» **Information shown**
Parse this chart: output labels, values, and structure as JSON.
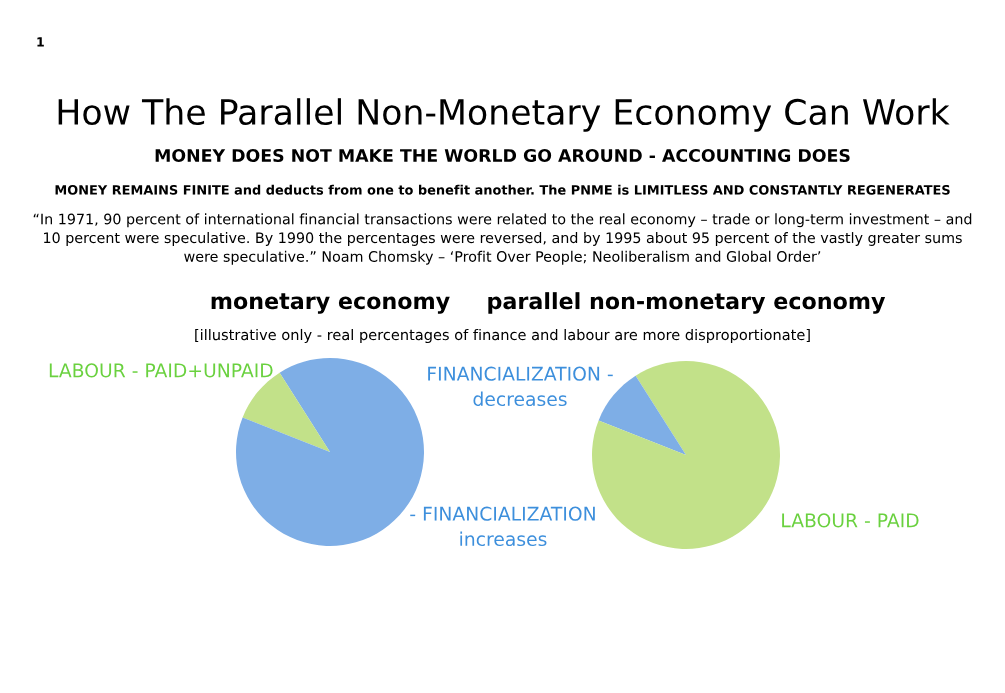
{
  "chart_data": [
    {
      "type": "pie",
      "title": "monetary economy",
      "subtitle": "MONEY DOES NOT MAKE THE WORLD GO AROUND - ACCOUNTING DOES",
      "annotations": [
        "How The Parallel Non-Monetary Economy Can Work",
        "1",
        "MONEY REMAINS FINITE and deducts from one to benefit another. The PNME is LIMITLESS AND CONSTANTLY REGENERATES",
        "“In 1971, 90 percent of international financial transactions were related to the real economy – trade or long-term investment – and\n10 percent were speculative. By 1990 the percentages were reversed, and by 1995 about 95 percent of the vastly greater sums\nwere speculative.” Noam Chomsky – ‘Profit Over People; Neoliberalism and Global Order’",
        "[illustrative only - real percentages of finance and labour are more disproportionate]"
      ],
      "categories": [
        null,
        "LABOUR - PAID+UNPAID",
        "- FINANCIALIZATION\nincreases"
      ],
      "values": [
        9,
        10,
        81
      ],
      "colors": [
        "#7eaee6",
        "#c2e189",
        "#7eaee6"
      ]
    },
    {
      "type": "pie",
      "title": "parallel non-monetary economy",
      "categories": [
        null,
        "FINANCIALIZATION -\ndecreases",
        "LABOUR - PAID"
      ],
      "values": [
        9,
        10,
        81
      ],
      "colors": [
        "#c2e189",
        "#7eaee6",
        "#c2e189"
      ]
    }
  ]
}
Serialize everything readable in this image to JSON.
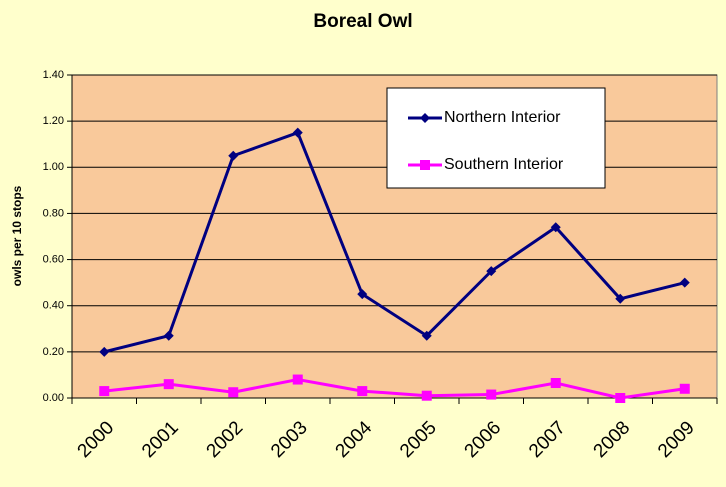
{
  "chart_data": {
    "type": "line",
    "title": "Boreal Owl",
    "y_label": "owls per 10 stops",
    "categories": [
      "2000",
      "2001",
      "2002",
      "2003",
      "2004",
      "2005",
      "2006",
      "2007",
      "2008",
      "2009"
    ],
    "series": [
      {
        "name": "Northern Interior",
        "color": "#000080",
        "marker": "diamond",
        "values": [
          0.2,
          0.27,
          1.05,
          1.15,
          0.45,
          0.27,
          0.55,
          0.74,
          0.43,
          0.5
        ]
      },
      {
        "name": "Southern Interior",
        "color": "#ff00ff",
        "marker": "square",
        "values": [
          0.03,
          0.06,
          0.025,
          0.08,
          0.03,
          0.01,
          0.015,
          0.065,
          0.0,
          0.04
        ]
      }
    ],
    "ylim": [
      0,
      1.4
    ],
    "yticks": [
      {
        "value": 0,
        "label": "0.00"
      },
      {
        "value": 0.2,
        "label": "0.20"
      },
      {
        "value": 0.4,
        "label": "0.40"
      },
      {
        "value": 0.6,
        "label": "0.60"
      },
      {
        "value": 0.8,
        "label": "0.80"
      },
      {
        "value": 1.0,
        "label": "1.00"
      },
      {
        "value": 1.2,
        "label": "1.20"
      },
      {
        "value": 1.4,
        "label": "1.40"
      }
    ],
    "grid": true
  }
}
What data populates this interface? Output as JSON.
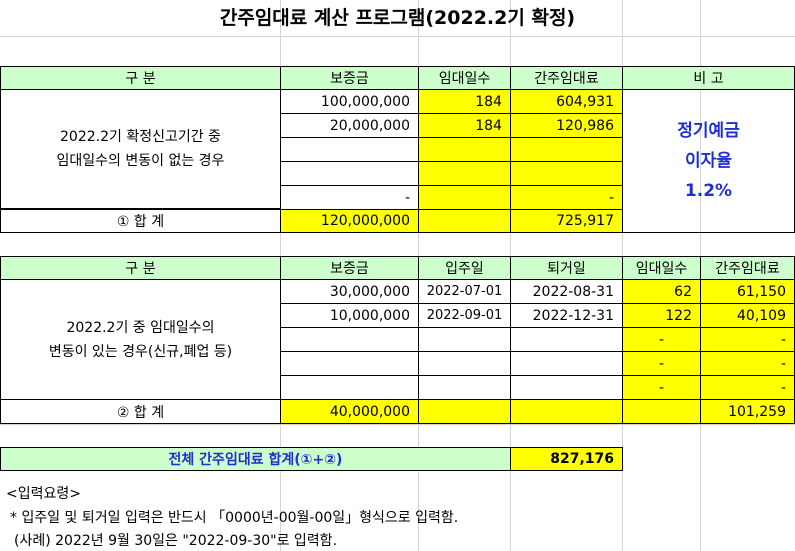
{
  "title": "간주임대료 계산 프로그램(2022.2기 확정)",
  "table1": {
    "headers": [
      "구          분",
      "보증금",
      "임대일수",
      "간주임대료",
      "비    고"
    ],
    "description": "2022.2기 확정신고기간 중\n임대일수의 변동이 없는 경우",
    "rows": [
      {
        "deposit": "100,000,000",
        "days": "184",
        "rent": "604,931"
      },
      {
        "deposit": "20,000,000",
        "days": "184",
        "rent": "120,986"
      },
      {
        "deposit": "",
        "days": "",
        "rent": ""
      },
      {
        "deposit": "",
        "days": "",
        "rent": ""
      },
      {
        "deposit": "-",
        "days": "",
        "rent": "-"
      }
    ],
    "remark_line1": "정기예금",
    "remark_line2": "이자율",
    "remark_line3": "1.2%",
    "total_label": "① 합          계",
    "total_deposit": "120,000,000",
    "total_rent": "725,917"
  },
  "table2": {
    "headers": [
      "구          분",
      "보증금",
      "입주일",
      "퇴거일",
      "임대일수",
      "간주임대료"
    ],
    "description": "2022.2기 중 임대일수의\n변동이 있는 경우(신규,폐업 등)",
    "rows": [
      {
        "deposit": "30,000,000",
        "start": "2022-07-01",
        "end": "2022-08-31",
        "days": "62",
        "rent": "61,150"
      },
      {
        "deposit": "10,000,000",
        "start": "2022-09-01",
        "end": "2022-12-31",
        "days": "122",
        "rent": "40,109"
      },
      {
        "deposit": "",
        "start": "",
        "end": "",
        "days": "-",
        "rent": "-"
      },
      {
        "deposit": "",
        "start": "",
        "end": "",
        "days": "-",
        "rent": "-"
      },
      {
        "deposit": "",
        "start": "",
        "end": "",
        "days": "-",
        "rent": "-"
      }
    ],
    "total_label": "② 합          계",
    "total_deposit": "40,000,000",
    "total_rent": "101,259"
  },
  "grand_total": {
    "label": "전체 간주임대료 합계(①+②)",
    "value": "827,176"
  },
  "notes": {
    "heading": "<입력요령>",
    "line1": "* 입주일 및 퇴거일 입력은 반드시 「0000년-00월-00일」형식으로 입력함.",
    "line2": "(사례) 2022년 9월 30일은 \"2022-09-30\"로 입력함."
  },
  "colors": {
    "header_green": "#ccffcc",
    "input_yellow": "#ffff00",
    "remark_blue": "#1f2fd6"
  }
}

» **To be done**
Reproduce all of the entries word for word, skipping any pictures they hold.

» **Task result**
Parse this chart: output labels, values, and structure as JSON.
{
  "chart_data": [
    {
      "type": "pie",
      "title": "monetary economy",
      "subtitle": "MONEY DOES NOT MAKE THE WORLD GO AROUND - ACCOUNTING DOES",
      "annotations": [
        "How The Parallel Non-Monetary Economy Can Work",
        "1",
        "MONEY REMAINS FINITE and deducts from one to benefit another. The PNME is LIMITLESS AND CONSTANTLY REGENERATES",
        "“In 1971, 90 percent of international financial transactions were related to the real economy – trade or long-term investment – and\n10 percent were speculative. By 1990 the percentages were reversed, and by 1995 about 95 percent of the vastly greater sums\nwere speculative.” Noam Chomsky – ‘Profit Over People; Neoliberalism and Global Order’",
        "[illustrative only - real percentages of finance and labour are more disproportionate]"
      ],
      "categories": [
        null,
        "LABOUR - PAID+UNPAID",
        "- FINANCIALIZATION\nincreases"
      ],
      "values": [
        9,
        10,
        81
      ],
      "colors": [
        "#7eaee6",
        "#c2e189",
        "#7eaee6"
      ]
    },
    {
      "type": "pie",
      "title": "parallel non-monetary economy",
      "categories": [
        null,
        "FINANCIALIZATION -\ndecreases",
        "LABOUR - PAID"
      ],
      "values": [
        9,
        10,
        81
      ],
      "colors": [
        "#c2e189",
        "#7eaee6",
        "#c2e189"
      ]
    }
  ]
}
Serialize everything readable in this image to JSON.
{
  "chart_data": {
    "type": "line",
    "title": "Boreal Owl",
    "y_label": "owls per 10 stops",
    "categories": [
      "2000",
      "2001",
      "2002",
      "2003",
      "2004",
      "2005",
      "2006",
      "2007",
      "2008",
      "2009"
    ],
    "series": [
      {
        "name": "Northern Interior",
        "color": "#000080",
        "marker": "diamond",
        "values": [
          0.2,
          0.27,
          1.05,
          1.15,
          0.45,
          0.27,
          0.55,
          0.74,
          0.43,
          0.5
        ]
      },
      {
        "name": "Southern Interior",
        "color": "#ff00ff",
        "marker": "square",
        "values": [
          0.03,
          0.06,
          0.025,
          0.08,
          0.03,
          0.01,
          0.015,
          0.065,
          0.0,
          0.04
        ]
      }
    ],
    "ylim": [
      0,
      1.4
    ],
    "yticks": [
      {
        "value": 0,
        "label": "0.00"
      },
      {
        "value": 0.2,
        "label": "0.20"
      },
      {
        "value": 0.4,
        "label": "0.40"
      },
      {
        "value": 0.6,
        "label": "0.60"
      },
      {
        "value": 0.8,
        "label": "0.80"
      },
      {
        "value": 1.0,
        "label": "1.00"
      },
      {
        "value": 1.2,
        "label": "1.20"
      },
      {
        "value": 1.4,
        "label": "1.40"
      }
    ],
    "grid": true
  }
}
What data populates this interface? Output as JSON.
{
  "title": "간주임대료 계산 프로그램(2022.2기 확정)",
  "table1": {
    "headers": [
      "구          분",
      "보증금",
      "임대일수",
      "간주임대료",
      "비    고"
    ],
    "description": "2022.2기 확정신고기간 중\n임대일수의 변동이 없는 경우",
    "rows": [
      {
        "deposit": "100,000,000",
        "days": "184",
        "rent": "604,931"
      },
      {
        "deposit": "20,000,000",
        "days": "184",
        "rent": "120,986"
      },
      {
        "deposit": "",
        "days": "",
        "rent": ""
      },
      {
        "deposit": "",
        "days": "",
        "rent": ""
      },
      {
        "deposit": "-",
        "days": "",
        "rent": "-"
      }
    ],
    "remark_line1": "정기예금",
    "remark_line2": "이자율",
    "remark_line3": "1.2%",
    "total_label": "① 합          계",
    "total_deposit": "120,000,000",
    "total_rent": "725,917"
  },
  "table2": {
    "headers": [
      "구          분",
      "보증금",
      "입주일",
      "퇴거일",
      "임대일수",
      "간주임대료"
    ],
    "description": "2022.2기 중 임대일수의\n변동이 있는 경우(신규,폐업 등)",
    "rows": [
      {
        "deposit": "30,000,000",
        "start": "2022-07-01",
        "end": "2022-08-31",
        "days": "62",
        "rent": "61,150"
      },
      {
        "deposit": "10,000,000",
        "start": "2022-09-01",
        "end": "2022-12-31",
        "days": "122",
        "rent": "40,109"
      },
      {
        "deposit": "",
        "start": "",
        "end": "",
        "days": "-",
        "rent": "-"
      },
      {
        "deposit": "",
        "start": "",
        "end": "",
        "days": "-",
        "rent": "-"
      },
      {
        "deposit": "",
        "start": "",
        "end": "",
        "days": "-",
        "rent": "-"
      }
    ],
    "total_label": "② 합          계",
    "total_deposit": "40,000,000",
    "total_rent": "101,259"
  },
  "grand_total": {
    "label": "전체 간주임대료 합계(①+②)",
    "value": "827,176"
  },
  "notes": {
    "heading": "<입력요령>",
    "line1": "* 입주일 및 퇴거일 입력은 반드시 「0000년-00월-00일」형식으로 입력함.",
    "line2": "(사례) 2022년 9월 30일은 \"2022-09-30\"로 입력함."
  },
  "colors": {
    "header_green": "#ccffcc",
    "input_yellow": "#ffff00",
    "remark_blue": "#1f2fd6"
  }
}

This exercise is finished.